----- Records supplied

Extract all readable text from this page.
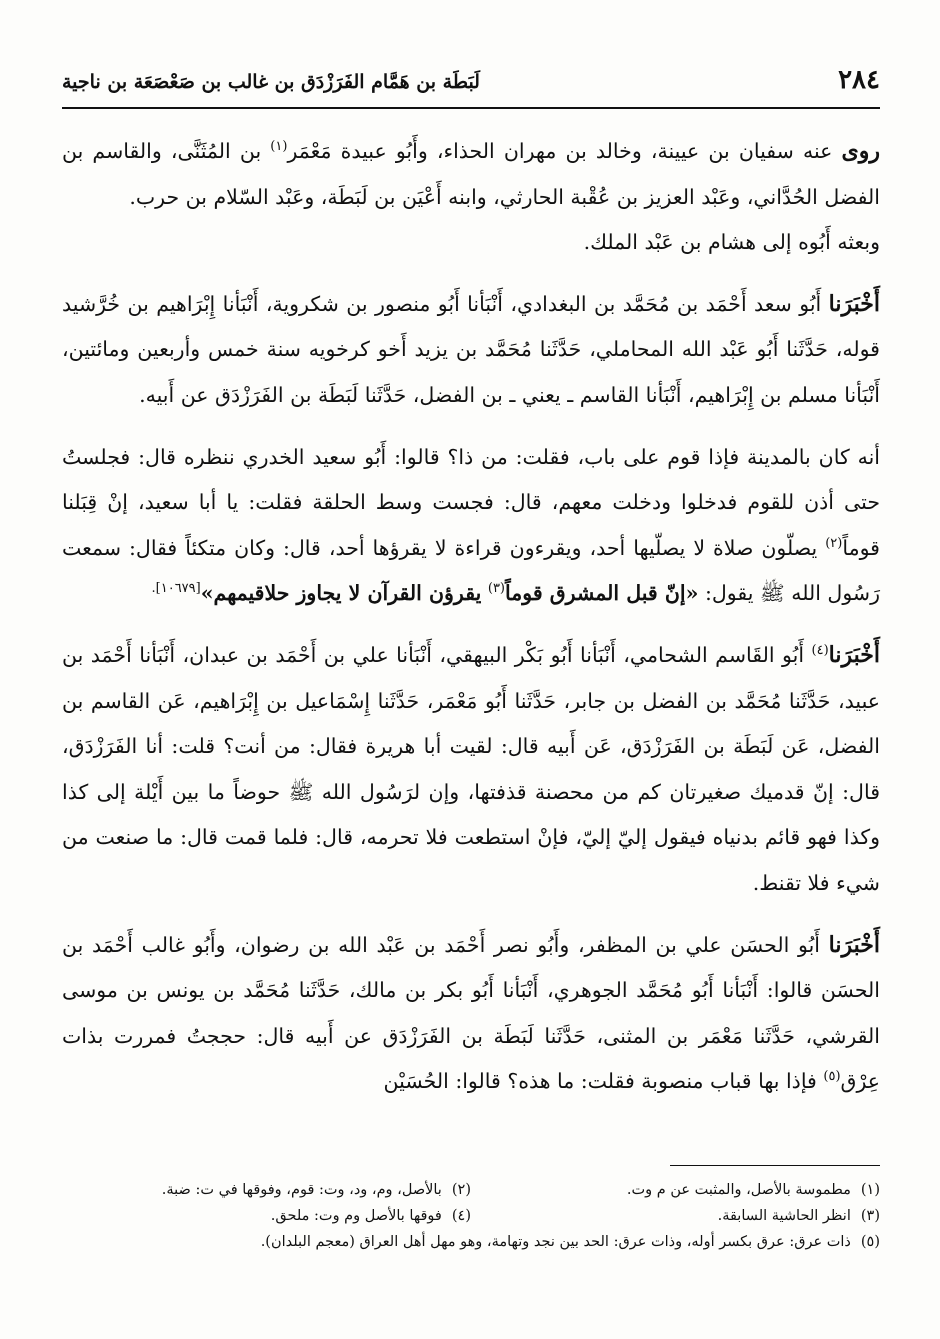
٢٨٤
لَبَطَة بن هَمَّام الفَرَزْدَق بن غالب بن صَعْصَعَة بن ناجية

روى عنه سفيان بن عيينة، وخالد بن مهران الحذاء، وأَبُو عبيدة مَعْمَر$^{(١)}$ بن المُثَنَّى، والقاسم بن الفضل الحُدَّاني، وعَبْد العزيز بن عُقْبة الحارثي، وابنه أَعْيَن بن لَبَطَة، وعَبْد السّلام بن حرب.

وبعثه أَبُوه إلى هشام بن عَبْد الملك.

أَخْبَرَنا أَبُو سعد أَحْمَد بن مُحَمَّد بن البغدادي، أَنْبَأنا أَبُو منصور بن شكروية، أَنْبَأنا إِبْرَاهيم بن خُرَّشيد قوله، حَدَّثَنا أَبُو عَبْد الله المحاملي، حَدَّثَنا مُحَمَّد بن يزيد أَخو كرخويه سنة خمس وأربعين ومائتين، أَنْبَأنا مسلم بن إِبْرَاهيم، أَنْبَأنا القاسم ـ يعني ـ بن الفضل، حَدَّثَنا لَبَطَة بن الفَرَزْدَق عن أَبيه.

أنه كان بالمدينة فإذا قوم على باب، فقلت: من ذا؟ قالوا: أَبُو سعيد الخدري ننظره قال: فجلستُ حتى أذن للقوم فدخلوا ودخلت معهم، قال: فجست وسط الحلقة فقلت: يا أبا سعيد، إنْ قِبَلنا قوماً$^{(٢)}$ يصلّون صلاة لا يصلّيها أحد، ويقرءون قراءة لا يقرؤها أحد، قال: وكان متكئاً فقال: سمعت رَسُول الله ﷺ يقول: «إنّ قبل المشرق قوماً$^{(٣)}$ يقرؤن القرآن لا يجاوز حلاقيمهم»$^{[١٠٦٧٩].}$

أَخْبَرَنا$^{(٤)}$ أَبُو القَاسم الشحامي، أَنْبَأنا أَبُو بَكْر البيهقي، أَنْبَأنا علي بن أَحْمَد بن عبدان، أَنْبَأنا أَحْمَد بن عبيد، حَدَّثَنا مُحَمَّد بن الفضل بن جابر، حَدَّثَنا أَبُو مَعْمَر، حَدَّثَنا إِسْمَاعيل بن إِبْرَاهيم، عَن القاسم بن الفضل، عَن لَبَطَة بن الفَرَزْدَق، عَن أَبيه قال: لقيت أبا هريرة فقال: من أنت؟ قلت: أنا الفَرَزْدَق، قال: إنّ قدميك صغيرتان كم من محصنة قذفتها، وإن لرَسُول الله ﷺ حوضاً ما بين أَيْلة إلى كذا وكذا فهو قائم بدنياه فيقول إليّ إليّ، فإنْ استطعت فلا تحرمه، قال: فلما قمت قال: ما صنعت من شيء فلا تقنط.

أَخْبَرَنا أَبُو الحسَن علي بن المظفر، وأَبُو نصر أَحْمَد بن عَبْد الله بن رضوان، وأَبُو غالب أَحْمَد بن الحسَن قالوا: أَنْبَأنا أَبُو مُحَمَّد الجوهري، أَنْبَأنا أَبُو بكر بن مالك، حَدَّثَنا مُحَمَّد بن يونس بن موسى القرشي، حَدَّثَنا مَعْمَر بن المثنى، حَدَّثَنا لَبَطَة بن الفَرَزْدَق عن أَبيه قال: حججتُ فمررت بذات عِرْق$^{(٥)}$ فإذا بها قباب منصوبة فقلت: ما هذه؟ قالوا: الحُسَيْن

(١)مطموسة بالأصل، والمثبت عن م وت.
(٢)بالأصل، وم، ود، وت: قوم، وفوقها في ت: ضبة.
(٣)انظر الحاشية السابقة.
(٤)فوقها بالأصل وم وت: ملحق.
(٥)ذات عرق: عرق بكسر أوله، وذات عرق: الحد بين نجد وتهامة، وهو مهل أهل العراق (معجم البلدان).
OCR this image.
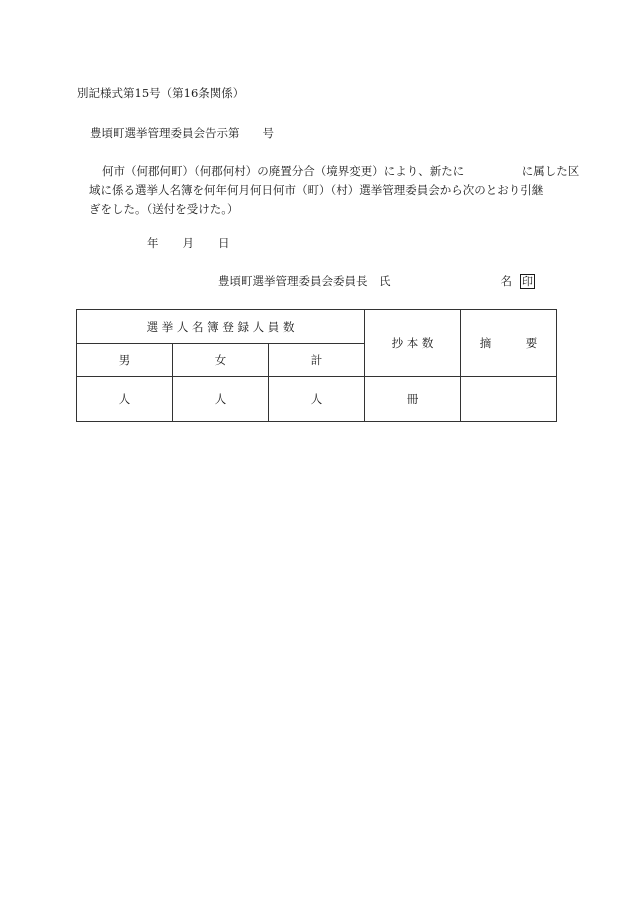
別記様式第15号（第16条関係）
豊頃町選挙管理委員会告示第　　号
何市（何郡何町）（何郡何村）の廃置分合（境界変更）により、新たに　　　　　に属した区
域に係る選挙人名簿を何年何月何日何市（町）（村）選挙管理委員会から次のとおり引継
ぎをした。（送付を受けた。）
年 月 日
豊頃町選挙管理委員会委員長　氏	名 印
選 挙 人 名 簿 登 録 人 員 数			抄 本 数	摘　　　要
男	女	計		
人	人	人	冊	
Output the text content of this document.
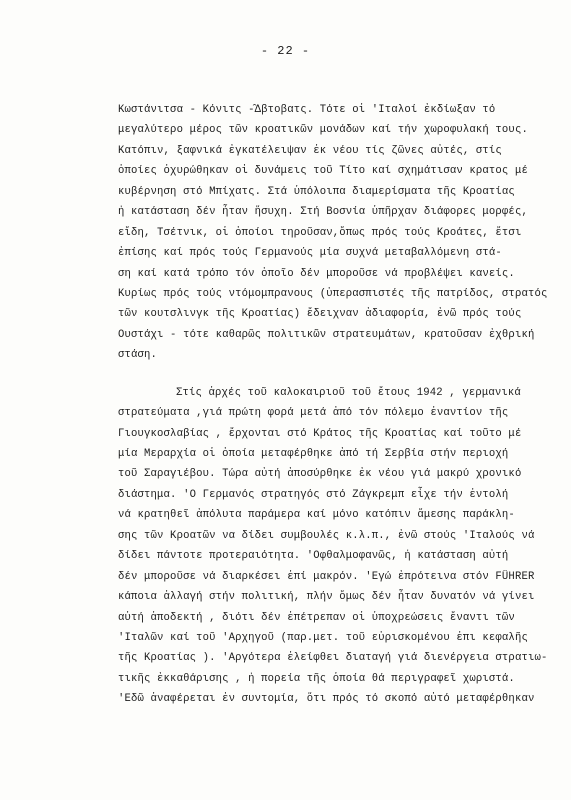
- 22 -
Κωστάνιτσα - Κόνιτς -̂Δβτοβατς. Τότε οἱ 'Ιταλοί ἐκδίωξαν τό
μεγαλύτερο μέρος τῶν κροατικῶν μονάδων καί τήν χωροφυλακή τους.
Κατόπιν, ξαφνικά ἐγκατέλειψαν ἐκ νέου τίς ζῶνες αὐτές, στίς
ὁποίες ὀχυρώθηκαν οἱ δυνάμεις τοῦ Τίτο καί σχημάτισαν κρατος μέ
κυβέρνηση στό Μπίχατς. Στά ὑπόλοιπα διαμερίσματα τῆς Κροατίας
ἡ κατάσταση δέν ἦταν ἥσυχη. Στή Βοσνία ὑπῆρχαν διάφορες μορφές,
εἴδη, Τσέτνικ, οἱ ὁποίοι τηροῦσαν,ὅπως πρός τούς Κροάτες, ἔτσι
ἐπίσης καί πρός τούς Γερμανούς μία συχνά μεταβαλλόμενη στά-
ση καί κατά τρόπο τόν ὁποῖο δέν μποροῦσε νά προβλέψει κανείς.
Κυρίως πρός τούς ντόμομπρανους (ὑπερασπιστές τῆς πατρίδος, στρατός
τῶν κουτσλινγκ τῆς Κροατίας) ἔδειχναν ἀδιαφορία, ἐνῶ πρός τούς
Ουστάχι - τότε καθαρῶς πολιτικῶν στρατευμάτων, κρατοῦσαν ἐχθρική
στάση.
Στίς ἀρχές τοῦ καλοκαιριοῦ τοῦ ἔτους 1942 , γερμανικά
στρατεύματα ,γιά πρώτη φορά μετά ἀπό τόν πόλεμο ἐναντίον τῆς
Γιουγκοσλαβίας , ἔρχονται στό Κράτος τῆς Κροατίας καί τοῦτο μέ
μία Μεραρχία οἱ ὁποία μεταφέρθηκε ἀπό τή Σερβία στήν περιοχή
τοῦ Σαραγιέβου. Τώρα αὐτή ἀποσύρθηκε ἐκ νέου γιά μακρύ χρονικό
διάστημα. 'Ο Γερμανός στρατηγός στό Ζάγκρεμπ εἶχε τήν ἐντολή
νά κρατηθεῖ ἀπόλυτα παράμερα καί μόνο κατόπιν ἄμεσης παράκλη-
σης τῶν Κροατῶν να δίδει συμβουλές κ.λ.π., ἐνῶ στούς 'Ιταλούς νά
δίδει πάντοτε προτεραιότητα. 'Οφθαλμοφανῶς, ἡ κατάσταση αὐτή
δέν μποροῦσε νά διαρκέσει ἐπί μακρόν. 'Εγώ ἐπρότεινα στόν FÜHRER
κάποια ἀλλαγή στήν πολιτική, πλήν ὅμως δέν ἦταν δυνατόν νά γίνει
αὐτή ἀποδεκτή , διότι δέν ἐπέτρεπαν οἱ ὑποχρεώσεις ἔναντι τῶν
'Ιταλῶν καί τοῦ 'Αρχηγοῦ (παρ.μετ. τοῦ εὑρισκομένου ἐπι κεφαλῆς
τῆς Κροατίας ). 'Αργότερα ἐλείφθει διαταγή γιά διενέργεια στρατιω-
τικῆς ἐκκαθάρισης , ἡ πορεία τῆς ὁποία θά περιγραφεῖ χωριστά.
'Εδῶ ἀναφέρεται ἐν συντομία, ὅτι πρός τό σκοπό αὐτό μεταφέρθηκαν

----------

▸ Your objective
Omit the pictures and restate the rest of the records verbatim.

▸ The result
Extract all readable text from this page.
٢٨٤
لَبَطَة بن هَمَّام الفَرَزْدَق بن غالب بن صَعْصَعَة بن ناجية

روى عنه سفيان بن عيينة، وخالد بن مهران الحذاء، وأَبُو عبيدة مَعْمَر$^{(١)}$ بن المُثَنَّى، والقاسم بن الفضل الحُدَّاني، وعَبْد العزيز بن عُقْبة الحارثي، وابنه أَعْيَن بن لَبَطَة، وعَبْد السّلام بن حرب.

وبعثه أَبُوه إلى هشام بن عَبْد الملك.

أَخْبَرَنا أَبُو سعد أَحْمَد بن مُحَمَّد بن البغدادي، أَنْبَأنا أَبُو منصور بن شكروية، أَنْبَأنا إِبْرَاهيم بن خُرَّشيد قوله، حَدَّثَنا أَبُو عَبْد الله المحاملي، حَدَّثَنا مُحَمَّد بن يزيد أَخو كرخويه سنة خمس وأربعين ومائتين، أَنْبَأنا مسلم بن إِبْرَاهيم، أَنْبَأنا القاسم ـ يعني ـ بن الفضل، حَدَّثَنا لَبَطَة بن الفَرَزْدَق عن أَبيه.

أنه كان بالمدينة فإذا قوم على باب، فقلت: من ذا؟ قالوا: أَبُو سعيد الخدري ننظره قال: فجلستُ حتى أذن للقوم فدخلوا ودخلت معهم، قال: فجست وسط الحلقة فقلت: يا أبا سعيد، إنْ قِبَلنا قوماً$^{(٢)}$ يصلّون صلاة لا يصلّيها أحد، ويقرءون قراءة لا يقرؤها أحد، قال: وكان متكئاً فقال: سمعت رَسُول الله ﷺ يقول: «إنّ قبل المشرق قوماً$^{(٣)}$ يقرؤن القرآن لا يجاوز حلاقيمهم»$^{[١٠٦٧٩].}$

أَخْبَرَنا$^{(٤)}$ أَبُو القَاسم الشحامي، أَنْبَأنا أَبُو بَكْر البيهقي، أَنْبَأنا علي بن أَحْمَد بن عبدان، أَنْبَأنا أَحْمَد بن عبيد، حَدَّثَنا مُحَمَّد بن الفضل بن جابر، حَدَّثَنا أَبُو مَعْمَر، حَدَّثَنا إِسْمَاعيل بن إِبْرَاهيم، عَن القاسم بن الفضل، عَن لَبَطَة بن الفَرَزْدَق، عَن أَبيه قال: لقيت أبا هريرة فقال: من أنت؟ قلت: أنا الفَرَزْدَق، قال: إنّ قدميك صغيرتان كم من محصنة قذفتها، وإن لرَسُول الله ﷺ حوضاً ما بين أَيْلة إلى كذا وكذا فهو قائم بدنياه فيقول إليّ إليّ، فإنْ استطعت فلا تحرمه، قال: فلما قمت قال: ما صنعت من شيء فلا تقنط.

أَخْبَرَنا أَبُو الحسَن علي بن المظفر، وأَبُو نصر أَحْمَد بن عَبْد الله بن رضوان، وأَبُو غالب أَحْمَد بن الحسَن قالوا: أَنْبَأنا أَبُو مُحَمَّد الجوهري، أَنْبَأنا أَبُو بكر بن مالك، حَدَّثَنا مُحَمَّد بن يونس بن موسى القرشي، حَدَّثَنا مَعْمَر بن المثنى، حَدَّثَنا لَبَطَة بن الفَرَزْدَق عن أَبيه قال: حججتُ فمررت بذات عِرْق$^{(٥)}$ فإذا بها قباب منصوبة فقلت: ما هذه؟ قالوا: الحُسَيْن

(١)مطموسة بالأصل، والمثبت عن م وت.
(٢)بالأصل، وم، ود، وت: قوم، وفوقها في ت: ضبة.
(٣)انظر الحاشية السابقة.
(٤)فوقها بالأصل وم وت: ملحق.
(٥)ذات عرق: عرق بكسر أوله، وذات عرق: الحد بين نجد وتهامة، وهو مهل أهل العراق (معجم البلدان).
OCR this image.
別記様式第15号（第16条関係）
豊頃町選挙管理委員会告示第　　号
何市（何郡何町）（何郡何村）の廃置分合（境界変更）により、新たに　　　　　に属した区
域に係る選挙人名簿を何年何月何日何市（町）（村）選挙管理委員会から次のとおり引継
ぎをした。（送付を受けた。）
年 月 日
豊頃町選挙管理委員会委員長　氏	名 印
選 挙 人 名 簿 登 録 人 員 数			抄 本 数	摘　　　要
男	女	計		
人	人	人	冊	
Output the text content of this document.
- 22 -
Κωστάνιτσα - Κόνιτς -̂Δβτοβατς. Τότε οἱ 'Ιταλοί ἐκδίωξαν τό
μεγαλύτερο μέρος τῶν κροατικῶν μονάδων καί τήν χωροφυλακή τους.
Κατόπιν, ξαφνικά ἐγκατέλειψαν ἐκ νέου τίς ζῶνες αὐτές, στίς
ὁποίες ὀχυρώθηκαν οἱ δυνάμεις τοῦ Τίτο καί σχημάτισαν κρατος μέ
κυβέρνηση στό Μπίχατς. Στά ὑπόλοιπα διαμερίσματα τῆς Κροατίας
ἡ κατάσταση δέν ἦταν ἥσυχη. Στή Βοσνία ὑπῆρχαν διάφορες μορφές,
εἴδη, Τσέτνικ, οἱ ὁποίοι τηροῦσαν,ὅπως πρός τούς Κροάτες, ἔτσι
ἐπίσης καί πρός τούς Γερμανούς μία συχνά μεταβαλλόμενη στά-
ση καί κατά τρόπο τόν ὁποῖο δέν μποροῦσε νά προβλέψει κανείς.
Κυρίως πρός τούς ντόμομπρανους (ὑπερασπιστές τῆς πατρίδος, στρατός
τῶν κουτσλινγκ τῆς Κροατίας) ἔδειχναν ἀδιαφορία, ἐνῶ πρός τούς
Ουστάχι - τότε καθαρῶς πολιτικῶν στρατευμάτων, κρατοῦσαν ἐχθρική
στάση.
Στίς ἀρχές τοῦ καλοκαιριοῦ τοῦ ἔτους 1942 , γερμανικά
στρατεύματα ,γιά πρώτη φορά μετά ἀπό τόν πόλεμο ἐναντίον τῆς
Γιουγκοσλαβίας , ἔρχονται στό Κράτος τῆς Κροατίας καί τοῦτο μέ
μία Μεραρχία οἱ ὁποία μεταφέρθηκε ἀπό τή Σερβία στήν περιοχή
τοῦ Σαραγιέβου. Τώρα αὐτή ἀποσύρθηκε ἐκ νέου γιά μακρύ χρονικό
διάστημα. 'Ο Γερμανός στρατηγός στό Ζάγκρεμπ εἶχε τήν ἐντολή
νά κρατηθεῖ ἀπόλυτα παράμερα καί μόνο κατόπιν ἄμεσης παράκλη-
σης τῶν Κροατῶν να δίδει συμβουλές κ.λ.π., ἐνῶ στούς 'Ιταλούς νά
δίδει πάντοτε προτεραιότητα. 'Οφθαλμοφανῶς, ἡ κατάσταση αὐτή
δέν μποροῦσε νά διαρκέσει ἐπί μακρόν. 'Εγώ ἐπρότεινα στόν FÜHRER
κάποια ἀλλαγή στήν πολιτική, πλήν ὅμως δέν ἦταν δυνατόν νά γίνει
αὐτή ἀποδεκτή , διότι δέν ἐπέτρεπαν οἱ ὑποχρεώσεις ἔναντι τῶν
'Ιταλῶν καί τοῦ 'Αρχηγοῦ (παρ.μετ. τοῦ εὑρισκομένου ἐπι κεφαλῆς
τῆς Κροατίας ). 'Αργότερα ἐλείφθει διαταγή γιά διενέργεια στρατιω-
τικῆς ἐκκαθάρισης , ἡ πορεία τῆς ὁποία θά περιγραφεῖ χωριστά.
'Εδῶ ἀναφέρεται ἐν συντομία, ὅτι πρός τό σκοπό αὐτό μεταφέρθηκαν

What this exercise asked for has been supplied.